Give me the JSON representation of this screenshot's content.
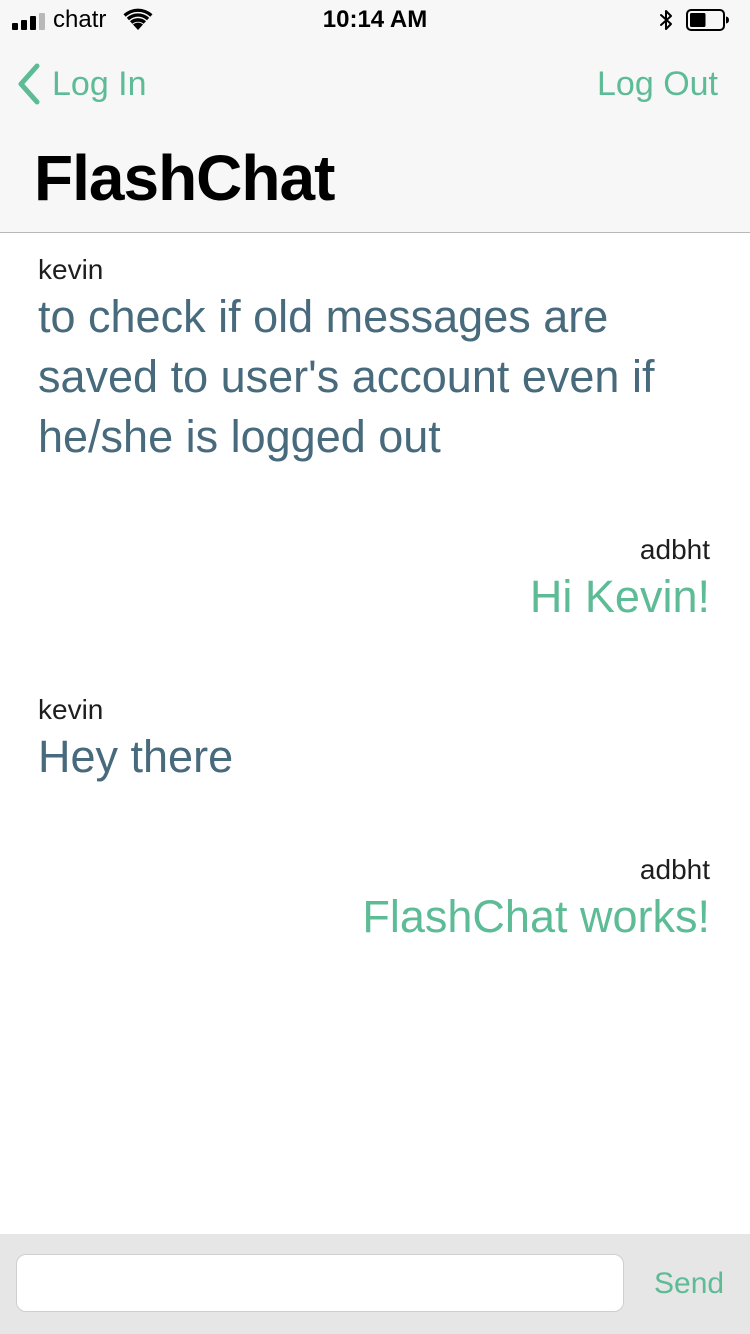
{
  "status_bar": {
    "carrier": "chatr",
    "time": "10:14 AM",
    "signal_bars_filled": 3,
    "signal_bars_total": 4,
    "battery_level": 0.5,
    "icons": [
      "signal-icon",
      "wifi-icon",
      "bluetooth-icon",
      "battery-icon"
    ]
  },
  "nav": {
    "back_label": "Log In",
    "back_icon": "chevron-left-icon",
    "right_label": "Log Out",
    "title": "FlashChat"
  },
  "messages": [
    {
      "sender": "kevin",
      "text": "to check if old messages are saved to user's account even if he/she is logged out",
      "direction": "incoming"
    },
    {
      "sender": "adbht",
      "text": "Hi Kevin!",
      "direction": "outgoing"
    },
    {
      "sender": "kevin",
      "text": "Hey there",
      "direction": "incoming"
    },
    {
      "sender": "adbht",
      "text": "FlashChat works!",
      "direction": "outgoing"
    }
  ],
  "composer": {
    "input_value": "",
    "input_placeholder": "",
    "send_label": "Send"
  },
  "colors": {
    "accent": "#5dbb96",
    "incoming_text": "#476a7c",
    "sender_text": "#1e1e1e",
    "nav_background": "#f7f7f7",
    "composer_background": "#e6e6e6"
  }
}
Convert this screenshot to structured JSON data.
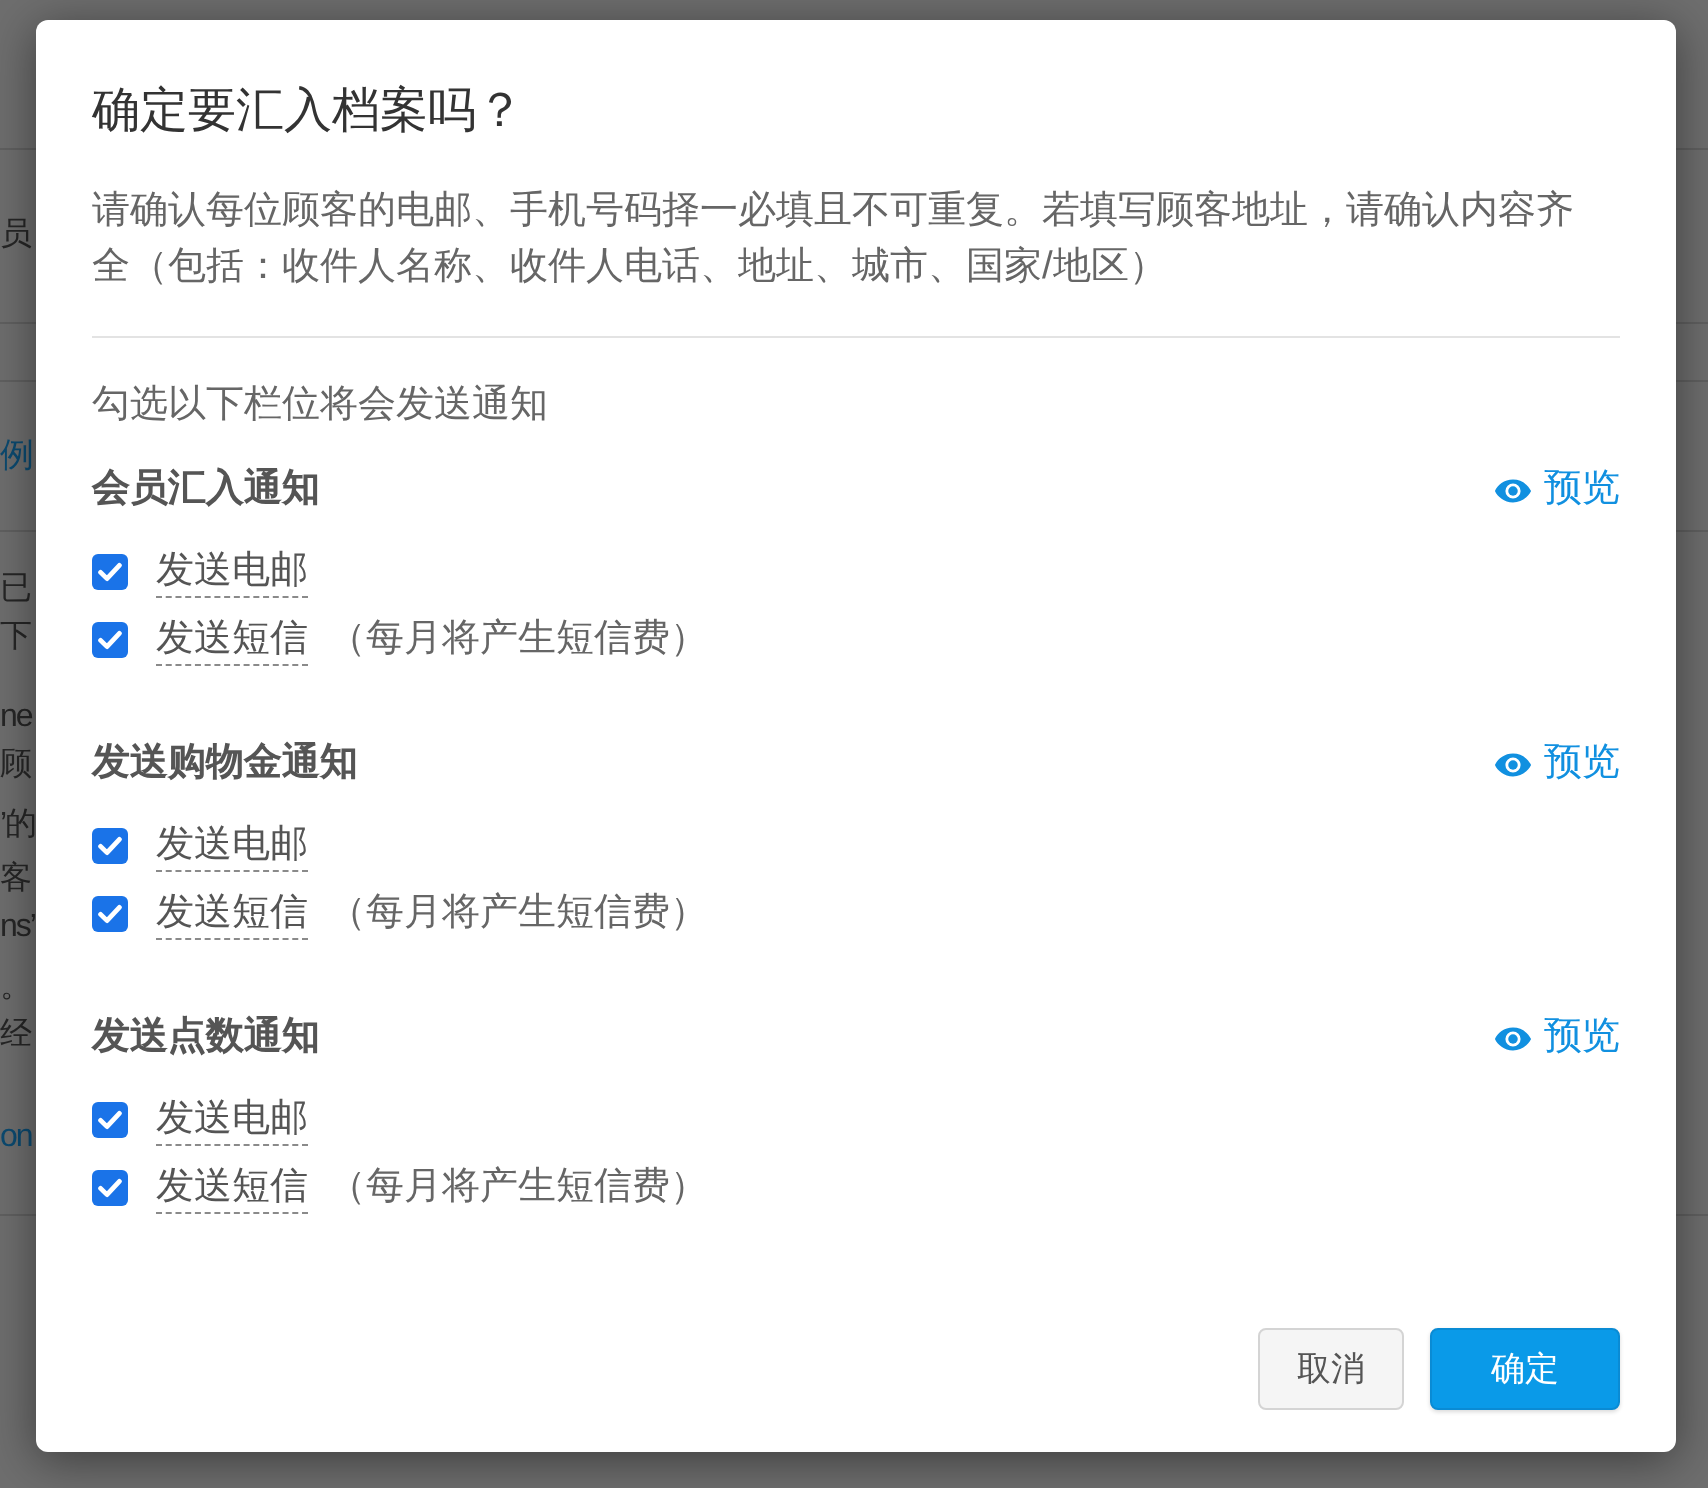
{
  "background_page": {
    "row_text": "员",
    "card_title": "例",
    "card_lines": [
      {
        "text": "已",
        "kind": "text"
      },
      {
        "text": "下",
        "kind": "text"
      },
      {
        "text": "ne",
        "kind": "text"
      },
      {
        "text": "顾",
        "kind": "text"
      },
      {
        "text": "’的",
        "kind": "text"
      },
      {
        "text": "客",
        "kind": "text"
      },
      {
        "text": "ns’",
        "kind": "text"
      },
      {
        "text": "。",
        "kind": "text"
      },
      {
        "text": "经",
        "kind": "text"
      },
      {
        "text": "on",
        "kind": "link"
      }
    ]
  },
  "dialog": {
    "title": "确定要汇入档案吗？",
    "description": "请确认每位顾客的电邮、手机号码择一必填且不可重复。若填写顾客地址，请确认内容齐全（包括：收件人名称、收件人电话、地址、城市、国家/地区）",
    "notify_hint": "勾选以下栏位将会发送通知",
    "sections": [
      {
        "title": "会员汇入通知",
        "preview_link": "预览",
        "options": [
          {
            "label": "发送电邮",
            "checked": true
          },
          {
            "label": "发送短信",
            "checked": true,
            "note": "（每月将产生短信费）"
          }
        ]
      },
      {
        "title": "发送购物金通知",
        "preview_link": "预览",
        "options": [
          {
            "label": "发送电邮",
            "checked": true
          },
          {
            "label": "发送短信",
            "checked": true,
            "note": "（每月将产生短信费）"
          }
        ]
      },
      {
        "title": "发送点数通知",
        "preview_link": "预览",
        "options": [
          {
            "label": "发送电邮",
            "checked": true
          },
          {
            "label": "发送短信",
            "checked": true,
            "note": "（每月将产生短信费）"
          }
        ]
      }
    ],
    "buttons": [
      {
        "label": "取消",
        "kind": "secondary"
      },
      {
        "label": "确定",
        "kind": "primary"
      }
    ]
  }
}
- - - - -
• **Goal**:
Leaving out the pictures, repeat the data above exactly.

• **Task result**:
Give me the JSON representation of this screenshot's content.
{
  "status_bar": {
    "carrier": "chatr",
    "time": "10:14 AM",
    "signal_bars_filled": 3,
    "signal_bars_total": 4,
    "battery_level": 0.5,
    "icons": [
      "signal-icon",
      "wifi-icon",
      "bluetooth-icon",
      "battery-icon"
    ]
  },
  "nav": {
    "back_label": "Log In",
    "back_icon": "chevron-left-icon",
    "right_label": "Log Out",
    "title": "FlashChat"
  },
  "messages": [
    {
      "sender": "kevin",
      "text": "to check if old messages are saved to user's account even if he/she is logged out",
      "direction": "incoming"
    },
    {
      "sender": "adbht",
      "text": "Hi Kevin!",
      "direction": "outgoing"
    },
    {
      "sender": "kevin",
      "text": "Hey there",
      "direction": "incoming"
    },
    {
      "sender": "adbht",
      "text": "FlashChat works!",
      "direction": "outgoing"
    }
  ],
  "composer": {
    "input_value": "",
    "input_placeholder": "",
    "send_label": "Send"
  },
  "colors": {
    "accent": "#5dbb96",
    "incoming_text": "#476a7c",
    "sender_text": "#1e1e1e",
    "nav_background": "#f7f7f7",
    "composer_background": "#e6e6e6"
  }
}
Convert this screenshot to structured JSON data.
{
  "background_page": {
    "row_text": "员",
    "card_title": "例",
    "card_lines": [
      {
        "text": "已",
        "kind": "text"
      },
      {
        "text": "下",
        "kind": "text"
      },
      {
        "text": "ne",
        "kind": "text"
      },
      {
        "text": "顾",
        "kind": "text"
      },
      {
        "text": "’的",
        "kind": "text"
      },
      {
        "text": "客",
        "kind": "text"
      },
      {
        "text": "ns’",
        "kind": "text"
      },
      {
        "text": "。",
        "kind": "text"
      },
      {
        "text": "经",
        "kind": "text"
      },
      {
        "text": "on",
        "kind": "link"
      }
    ]
  },
  "dialog": {
    "title": "确定要汇入档案吗？",
    "description": "请确认每位顾客的电邮、手机号码择一必填且不可重复。若填写顾客地址，请确认内容齐全（包括：收件人名称、收件人电话、地址、城市、国家/地区）",
    "notify_hint": "勾选以下栏位将会发送通知",
    "sections": [
      {
        "title": "会员汇入通知",
        "preview_link": "预览",
        "options": [
          {
            "label": "发送电邮",
            "checked": true
          },
          {
            "label": "发送短信",
            "checked": true,
            "note": "（每月将产生短信费）"
          }
        ]
      },
      {
        "title": "发送购物金通知",
        "preview_link": "预览",
        "options": [
          {
            "label": "发送电邮",
            "checked": true
          },
          {
            "label": "发送短信",
            "checked": true,
            "note": "（每月将产生短信费）"
          }
        ]
      },
      {
        "title": "发送点数通知",
        "preview_link": "预览",
        "options": [
          {
            "label": "发送电邮",
            "checked": true
          },
          {
            "label": "发送短信",
            "checked": true,
            "note": "（每月将产生短信费）"
          }
        ]
      }
    ],
    "buttons": [
      {
        "label": "取消",
        "kind": "secondary"
      },
      {
        "label": "确定",
        "kind": "primary"
      }
    ]
  }
}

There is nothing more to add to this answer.